**Request:** Gather all lines in the entries that include the word "phép".

**Given entries:**
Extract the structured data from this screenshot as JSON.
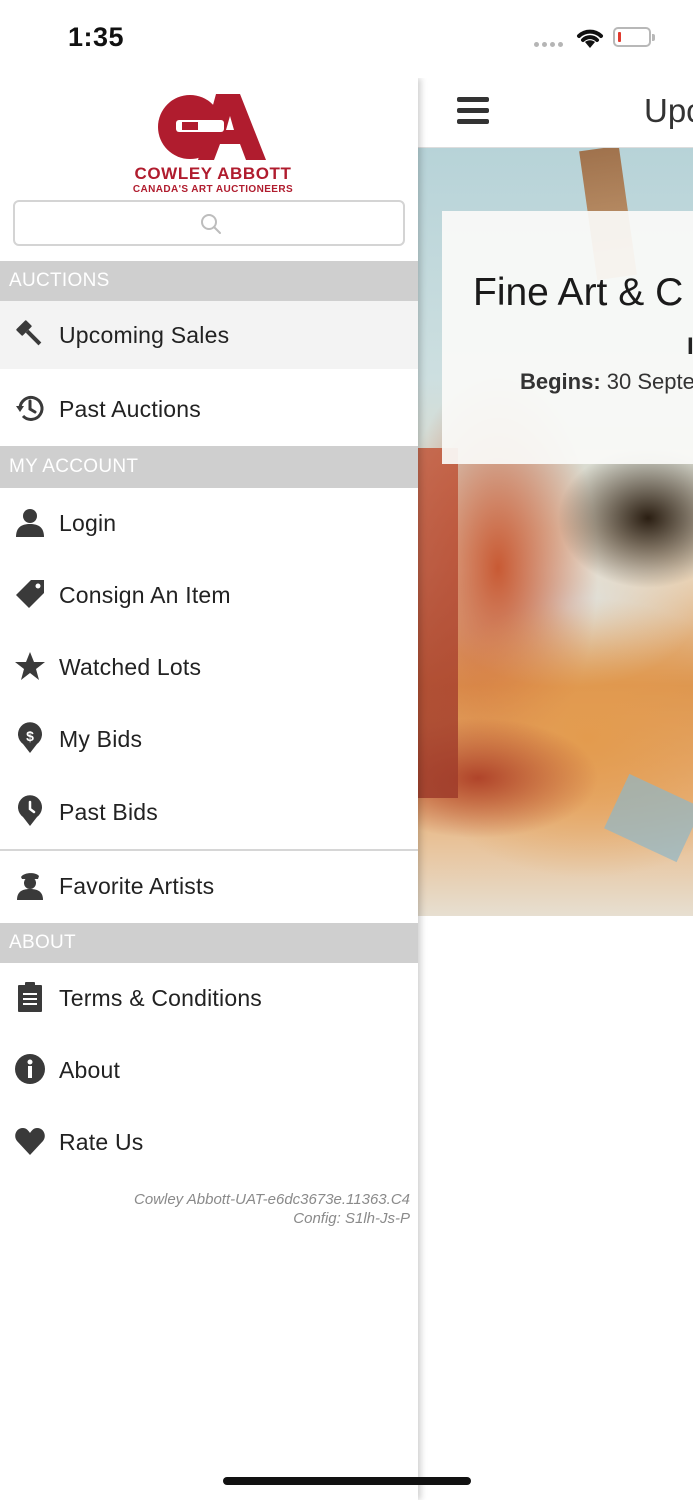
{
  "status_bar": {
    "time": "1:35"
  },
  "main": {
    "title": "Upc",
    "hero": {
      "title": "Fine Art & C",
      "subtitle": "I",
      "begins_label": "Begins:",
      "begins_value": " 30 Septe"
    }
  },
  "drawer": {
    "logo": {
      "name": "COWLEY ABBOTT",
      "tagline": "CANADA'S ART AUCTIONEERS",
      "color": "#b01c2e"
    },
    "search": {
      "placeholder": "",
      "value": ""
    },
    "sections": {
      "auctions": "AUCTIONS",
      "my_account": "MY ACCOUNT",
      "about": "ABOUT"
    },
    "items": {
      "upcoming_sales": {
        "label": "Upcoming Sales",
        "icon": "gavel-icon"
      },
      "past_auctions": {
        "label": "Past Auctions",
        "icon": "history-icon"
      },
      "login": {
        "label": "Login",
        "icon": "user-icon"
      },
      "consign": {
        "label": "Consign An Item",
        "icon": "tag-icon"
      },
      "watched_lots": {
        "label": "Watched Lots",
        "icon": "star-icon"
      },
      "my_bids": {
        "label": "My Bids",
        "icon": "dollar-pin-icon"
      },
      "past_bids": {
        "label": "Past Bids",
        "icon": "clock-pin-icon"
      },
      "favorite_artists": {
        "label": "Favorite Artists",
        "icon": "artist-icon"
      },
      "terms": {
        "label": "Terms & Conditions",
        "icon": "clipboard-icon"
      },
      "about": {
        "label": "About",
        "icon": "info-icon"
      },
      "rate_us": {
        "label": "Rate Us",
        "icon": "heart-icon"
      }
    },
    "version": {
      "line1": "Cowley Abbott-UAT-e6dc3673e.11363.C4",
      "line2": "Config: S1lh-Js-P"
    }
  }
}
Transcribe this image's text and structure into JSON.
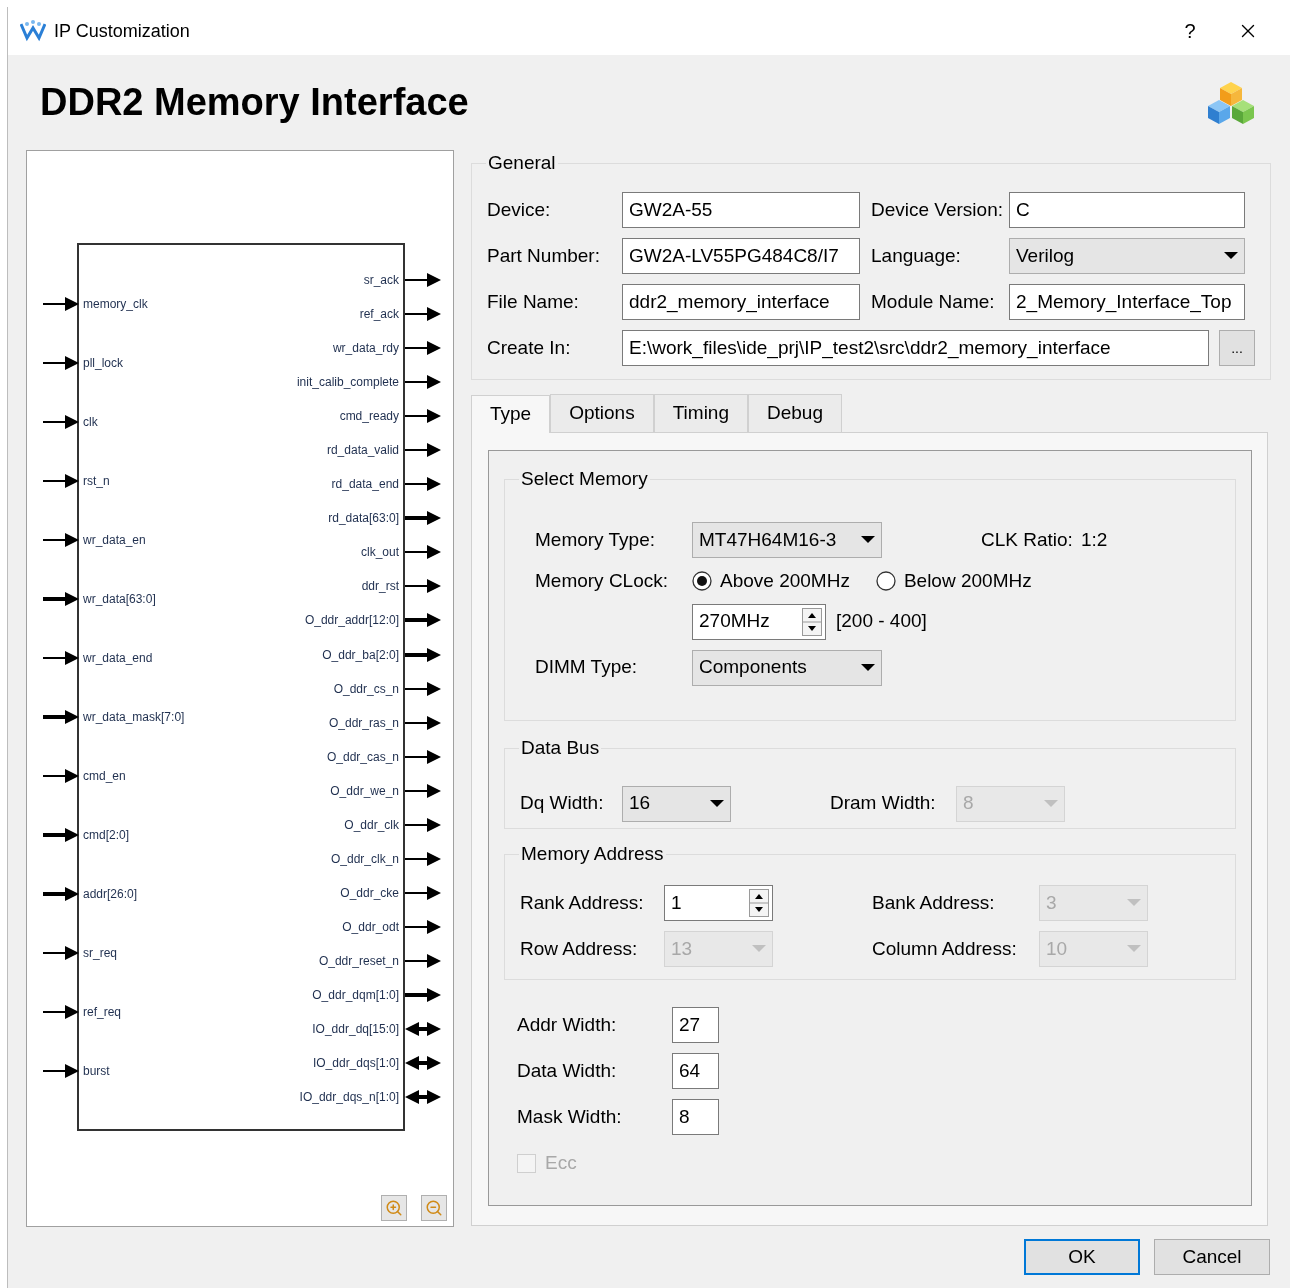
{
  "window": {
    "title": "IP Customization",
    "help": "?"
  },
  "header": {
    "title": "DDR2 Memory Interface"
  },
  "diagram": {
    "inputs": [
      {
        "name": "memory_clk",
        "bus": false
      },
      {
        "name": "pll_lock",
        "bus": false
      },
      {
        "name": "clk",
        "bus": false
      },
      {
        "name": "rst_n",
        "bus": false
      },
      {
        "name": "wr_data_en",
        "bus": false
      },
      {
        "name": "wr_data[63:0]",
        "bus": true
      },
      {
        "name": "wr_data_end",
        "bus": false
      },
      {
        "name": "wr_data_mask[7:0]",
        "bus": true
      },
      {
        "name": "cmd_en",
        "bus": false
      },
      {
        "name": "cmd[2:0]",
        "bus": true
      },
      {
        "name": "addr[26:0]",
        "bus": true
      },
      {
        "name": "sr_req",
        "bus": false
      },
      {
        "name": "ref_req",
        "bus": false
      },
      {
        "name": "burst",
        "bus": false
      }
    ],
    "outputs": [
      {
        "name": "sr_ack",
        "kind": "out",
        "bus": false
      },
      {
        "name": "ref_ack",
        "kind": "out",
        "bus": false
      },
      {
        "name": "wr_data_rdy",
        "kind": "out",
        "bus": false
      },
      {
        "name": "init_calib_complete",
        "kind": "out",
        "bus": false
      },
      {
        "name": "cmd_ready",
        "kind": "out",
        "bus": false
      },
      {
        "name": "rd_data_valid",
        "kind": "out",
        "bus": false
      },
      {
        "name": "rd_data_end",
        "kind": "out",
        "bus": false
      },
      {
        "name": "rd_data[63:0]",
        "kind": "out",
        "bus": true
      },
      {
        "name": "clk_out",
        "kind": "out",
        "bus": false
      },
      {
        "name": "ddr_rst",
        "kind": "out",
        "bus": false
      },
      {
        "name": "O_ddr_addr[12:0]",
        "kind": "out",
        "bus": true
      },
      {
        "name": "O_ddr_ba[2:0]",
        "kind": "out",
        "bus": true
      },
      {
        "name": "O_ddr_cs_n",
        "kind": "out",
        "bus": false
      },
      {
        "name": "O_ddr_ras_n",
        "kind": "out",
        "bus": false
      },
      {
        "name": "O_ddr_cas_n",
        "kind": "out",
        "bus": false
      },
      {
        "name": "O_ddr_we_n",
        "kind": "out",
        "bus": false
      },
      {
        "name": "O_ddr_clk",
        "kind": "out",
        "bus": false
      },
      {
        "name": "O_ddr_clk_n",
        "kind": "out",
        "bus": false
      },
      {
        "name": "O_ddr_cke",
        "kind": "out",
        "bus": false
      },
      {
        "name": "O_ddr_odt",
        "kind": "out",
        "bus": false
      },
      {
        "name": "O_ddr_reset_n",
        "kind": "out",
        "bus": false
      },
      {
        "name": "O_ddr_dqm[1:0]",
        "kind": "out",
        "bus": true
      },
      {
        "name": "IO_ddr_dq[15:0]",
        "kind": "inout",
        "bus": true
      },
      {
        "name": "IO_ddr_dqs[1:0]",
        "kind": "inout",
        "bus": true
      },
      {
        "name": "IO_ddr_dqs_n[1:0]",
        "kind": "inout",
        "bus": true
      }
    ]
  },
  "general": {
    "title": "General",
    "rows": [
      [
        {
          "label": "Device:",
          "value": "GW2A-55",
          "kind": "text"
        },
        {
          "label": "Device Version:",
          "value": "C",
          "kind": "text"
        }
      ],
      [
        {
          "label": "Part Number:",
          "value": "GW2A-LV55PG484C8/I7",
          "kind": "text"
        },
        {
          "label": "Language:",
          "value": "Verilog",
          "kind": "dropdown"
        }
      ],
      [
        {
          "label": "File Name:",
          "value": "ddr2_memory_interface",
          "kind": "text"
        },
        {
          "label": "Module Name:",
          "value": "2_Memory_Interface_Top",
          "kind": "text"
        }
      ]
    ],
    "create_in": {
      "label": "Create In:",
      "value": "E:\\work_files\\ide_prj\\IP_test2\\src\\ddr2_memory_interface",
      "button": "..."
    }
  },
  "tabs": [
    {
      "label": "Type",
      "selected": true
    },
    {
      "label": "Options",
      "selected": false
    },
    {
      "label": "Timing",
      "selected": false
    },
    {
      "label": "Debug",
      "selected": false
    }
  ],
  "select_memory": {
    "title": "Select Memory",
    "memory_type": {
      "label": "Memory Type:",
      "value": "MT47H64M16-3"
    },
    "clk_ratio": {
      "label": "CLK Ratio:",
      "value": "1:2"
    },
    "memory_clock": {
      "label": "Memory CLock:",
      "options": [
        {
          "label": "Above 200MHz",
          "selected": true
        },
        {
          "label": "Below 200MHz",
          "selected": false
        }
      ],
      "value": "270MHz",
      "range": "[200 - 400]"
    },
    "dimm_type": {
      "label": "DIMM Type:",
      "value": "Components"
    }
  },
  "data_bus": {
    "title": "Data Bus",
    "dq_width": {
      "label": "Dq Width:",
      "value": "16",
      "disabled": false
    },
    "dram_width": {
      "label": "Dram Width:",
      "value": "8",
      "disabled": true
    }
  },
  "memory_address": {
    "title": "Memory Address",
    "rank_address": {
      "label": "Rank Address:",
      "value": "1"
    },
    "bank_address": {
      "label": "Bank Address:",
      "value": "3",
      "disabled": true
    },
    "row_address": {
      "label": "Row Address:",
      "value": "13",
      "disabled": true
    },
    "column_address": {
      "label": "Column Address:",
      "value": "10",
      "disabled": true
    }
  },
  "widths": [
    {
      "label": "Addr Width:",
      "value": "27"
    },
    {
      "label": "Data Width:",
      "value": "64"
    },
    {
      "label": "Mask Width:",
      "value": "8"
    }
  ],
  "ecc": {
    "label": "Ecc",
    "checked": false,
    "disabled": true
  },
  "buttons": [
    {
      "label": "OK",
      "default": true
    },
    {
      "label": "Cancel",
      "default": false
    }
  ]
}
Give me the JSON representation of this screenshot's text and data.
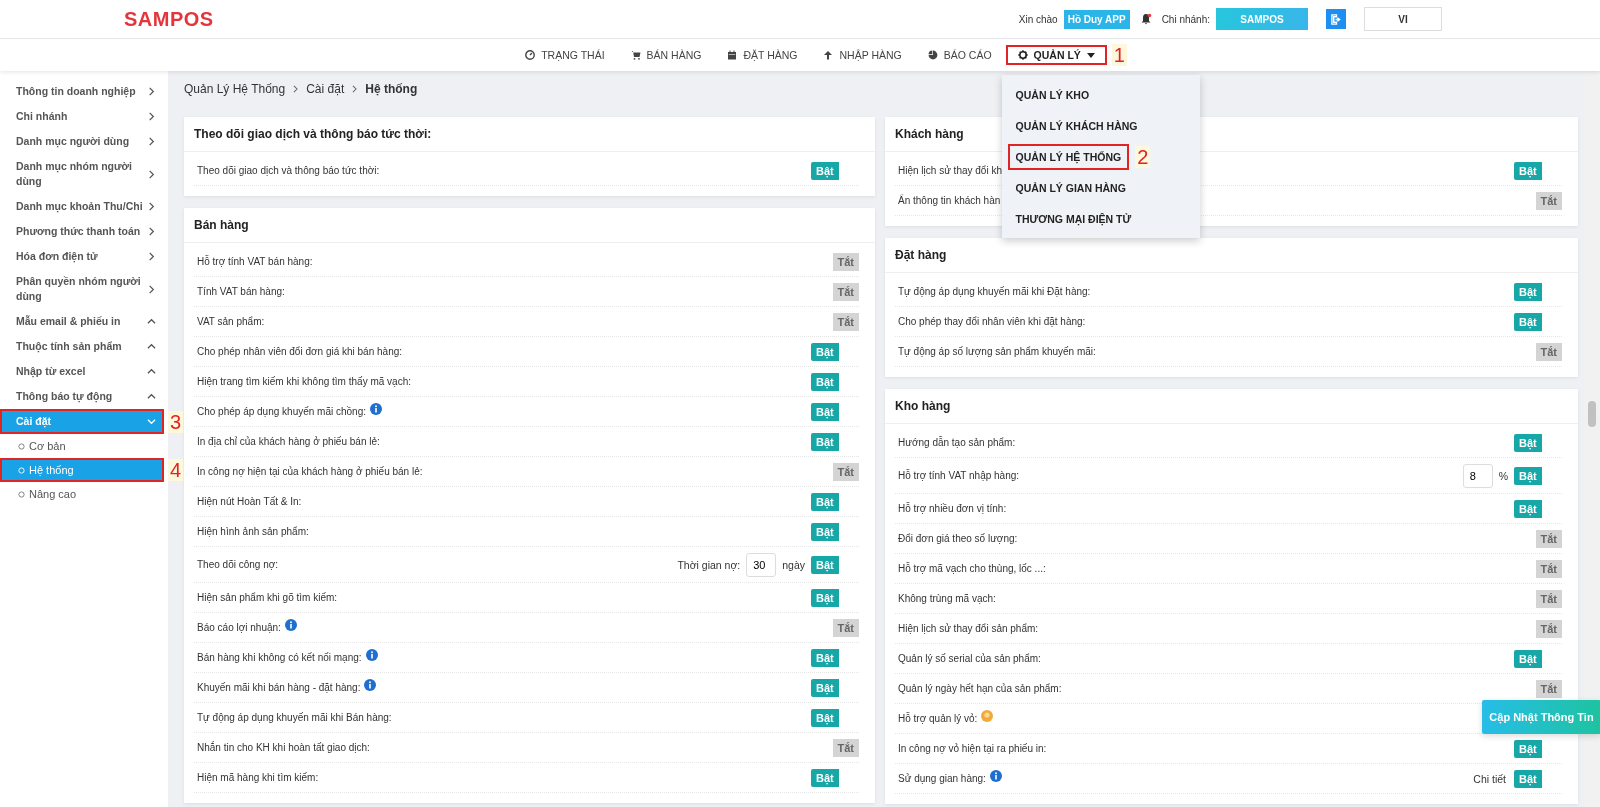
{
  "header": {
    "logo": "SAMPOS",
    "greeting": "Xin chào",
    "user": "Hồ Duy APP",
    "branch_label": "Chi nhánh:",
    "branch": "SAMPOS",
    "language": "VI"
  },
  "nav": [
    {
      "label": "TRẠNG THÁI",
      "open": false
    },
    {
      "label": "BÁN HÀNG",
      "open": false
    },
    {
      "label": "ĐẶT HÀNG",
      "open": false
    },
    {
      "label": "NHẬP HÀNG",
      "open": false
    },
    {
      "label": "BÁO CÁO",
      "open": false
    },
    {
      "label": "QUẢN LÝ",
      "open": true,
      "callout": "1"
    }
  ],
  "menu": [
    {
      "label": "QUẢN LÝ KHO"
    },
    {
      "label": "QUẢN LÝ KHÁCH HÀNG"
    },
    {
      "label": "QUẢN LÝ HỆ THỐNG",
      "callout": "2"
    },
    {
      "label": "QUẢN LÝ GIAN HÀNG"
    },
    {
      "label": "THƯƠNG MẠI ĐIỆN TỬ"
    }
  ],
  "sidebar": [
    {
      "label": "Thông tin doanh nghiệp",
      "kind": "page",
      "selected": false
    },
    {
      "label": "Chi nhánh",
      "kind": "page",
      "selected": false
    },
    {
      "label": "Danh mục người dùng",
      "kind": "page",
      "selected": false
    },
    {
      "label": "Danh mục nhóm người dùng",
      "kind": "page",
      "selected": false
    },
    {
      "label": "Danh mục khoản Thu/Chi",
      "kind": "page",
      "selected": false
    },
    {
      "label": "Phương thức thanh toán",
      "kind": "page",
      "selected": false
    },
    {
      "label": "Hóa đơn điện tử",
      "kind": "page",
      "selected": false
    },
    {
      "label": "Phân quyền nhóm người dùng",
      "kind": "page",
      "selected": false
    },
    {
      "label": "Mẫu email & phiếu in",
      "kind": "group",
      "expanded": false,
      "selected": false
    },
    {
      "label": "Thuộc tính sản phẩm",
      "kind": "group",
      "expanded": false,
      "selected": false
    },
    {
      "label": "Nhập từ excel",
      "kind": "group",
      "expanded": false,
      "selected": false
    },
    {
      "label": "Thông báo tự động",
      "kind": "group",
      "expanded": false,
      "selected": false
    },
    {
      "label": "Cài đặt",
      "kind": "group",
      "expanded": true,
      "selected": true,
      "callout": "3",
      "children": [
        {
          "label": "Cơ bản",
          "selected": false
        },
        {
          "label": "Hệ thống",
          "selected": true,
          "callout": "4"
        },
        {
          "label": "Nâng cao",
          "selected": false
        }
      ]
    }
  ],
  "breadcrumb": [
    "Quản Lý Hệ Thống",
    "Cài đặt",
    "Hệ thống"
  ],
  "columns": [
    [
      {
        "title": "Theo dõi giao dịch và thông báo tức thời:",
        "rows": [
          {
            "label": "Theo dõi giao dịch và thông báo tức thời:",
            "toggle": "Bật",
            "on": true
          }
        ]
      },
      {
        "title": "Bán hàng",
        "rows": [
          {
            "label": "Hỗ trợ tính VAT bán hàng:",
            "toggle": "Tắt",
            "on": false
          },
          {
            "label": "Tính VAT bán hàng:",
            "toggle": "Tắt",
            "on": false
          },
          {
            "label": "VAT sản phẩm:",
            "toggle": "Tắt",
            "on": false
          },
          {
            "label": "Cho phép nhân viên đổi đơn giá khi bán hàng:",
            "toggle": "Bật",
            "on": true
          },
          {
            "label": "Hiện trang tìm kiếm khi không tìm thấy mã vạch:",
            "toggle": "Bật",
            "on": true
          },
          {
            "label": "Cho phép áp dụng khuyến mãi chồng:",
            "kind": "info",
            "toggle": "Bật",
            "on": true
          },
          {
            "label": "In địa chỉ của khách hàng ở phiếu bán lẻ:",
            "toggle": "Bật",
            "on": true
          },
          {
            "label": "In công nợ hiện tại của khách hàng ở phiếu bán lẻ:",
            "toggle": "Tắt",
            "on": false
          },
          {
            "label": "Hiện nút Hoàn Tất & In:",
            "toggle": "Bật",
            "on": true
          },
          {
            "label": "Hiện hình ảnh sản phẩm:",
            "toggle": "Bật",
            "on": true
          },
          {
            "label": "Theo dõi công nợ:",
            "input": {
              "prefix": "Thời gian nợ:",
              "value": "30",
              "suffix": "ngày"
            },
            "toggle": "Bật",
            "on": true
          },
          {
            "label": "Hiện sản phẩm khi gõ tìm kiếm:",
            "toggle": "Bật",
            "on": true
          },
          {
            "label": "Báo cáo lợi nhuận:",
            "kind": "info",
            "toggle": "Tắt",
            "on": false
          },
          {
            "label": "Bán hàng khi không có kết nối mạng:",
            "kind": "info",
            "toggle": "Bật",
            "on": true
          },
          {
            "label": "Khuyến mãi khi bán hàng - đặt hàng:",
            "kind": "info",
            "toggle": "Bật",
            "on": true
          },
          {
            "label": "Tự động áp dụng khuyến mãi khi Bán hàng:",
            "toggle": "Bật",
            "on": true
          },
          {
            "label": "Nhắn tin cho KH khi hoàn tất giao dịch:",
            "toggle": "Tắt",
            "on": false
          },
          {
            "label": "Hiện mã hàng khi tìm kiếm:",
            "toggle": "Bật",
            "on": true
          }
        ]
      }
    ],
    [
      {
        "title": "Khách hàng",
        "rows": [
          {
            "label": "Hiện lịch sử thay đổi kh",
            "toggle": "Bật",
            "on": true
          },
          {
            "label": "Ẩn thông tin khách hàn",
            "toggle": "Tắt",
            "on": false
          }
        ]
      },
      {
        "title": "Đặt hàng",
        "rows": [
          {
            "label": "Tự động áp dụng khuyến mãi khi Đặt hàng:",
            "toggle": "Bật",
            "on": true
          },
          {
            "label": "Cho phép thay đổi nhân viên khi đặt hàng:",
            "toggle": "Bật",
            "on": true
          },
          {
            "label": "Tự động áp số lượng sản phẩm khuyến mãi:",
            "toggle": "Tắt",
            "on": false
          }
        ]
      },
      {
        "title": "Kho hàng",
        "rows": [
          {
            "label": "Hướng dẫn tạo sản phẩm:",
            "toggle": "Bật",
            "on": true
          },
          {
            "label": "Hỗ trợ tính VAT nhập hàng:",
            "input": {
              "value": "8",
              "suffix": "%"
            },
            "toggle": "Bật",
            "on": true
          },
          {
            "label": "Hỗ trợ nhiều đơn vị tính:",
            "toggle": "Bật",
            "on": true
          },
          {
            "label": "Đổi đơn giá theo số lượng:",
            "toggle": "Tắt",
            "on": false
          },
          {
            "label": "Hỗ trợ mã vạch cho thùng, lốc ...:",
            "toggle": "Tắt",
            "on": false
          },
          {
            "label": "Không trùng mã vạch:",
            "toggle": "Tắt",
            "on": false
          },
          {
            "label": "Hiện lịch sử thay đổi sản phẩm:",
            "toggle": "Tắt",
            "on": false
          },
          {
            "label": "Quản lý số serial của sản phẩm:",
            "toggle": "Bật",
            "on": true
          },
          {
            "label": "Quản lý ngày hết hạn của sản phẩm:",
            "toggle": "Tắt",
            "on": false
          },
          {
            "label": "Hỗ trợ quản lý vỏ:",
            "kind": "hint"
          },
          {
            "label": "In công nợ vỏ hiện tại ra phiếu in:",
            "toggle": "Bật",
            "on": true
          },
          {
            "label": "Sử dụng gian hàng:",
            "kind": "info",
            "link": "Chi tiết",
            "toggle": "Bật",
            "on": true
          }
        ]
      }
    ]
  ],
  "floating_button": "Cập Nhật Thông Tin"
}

**The completed task:**
            "label": "Cho phép nhân viên đổi đơn giá khi bán hàng:",
            "label": "Cho phép áp dụng khuyến mãi chồng:",
            "label": "Cho phép thay đổi nhân viên khi đặt hàng:",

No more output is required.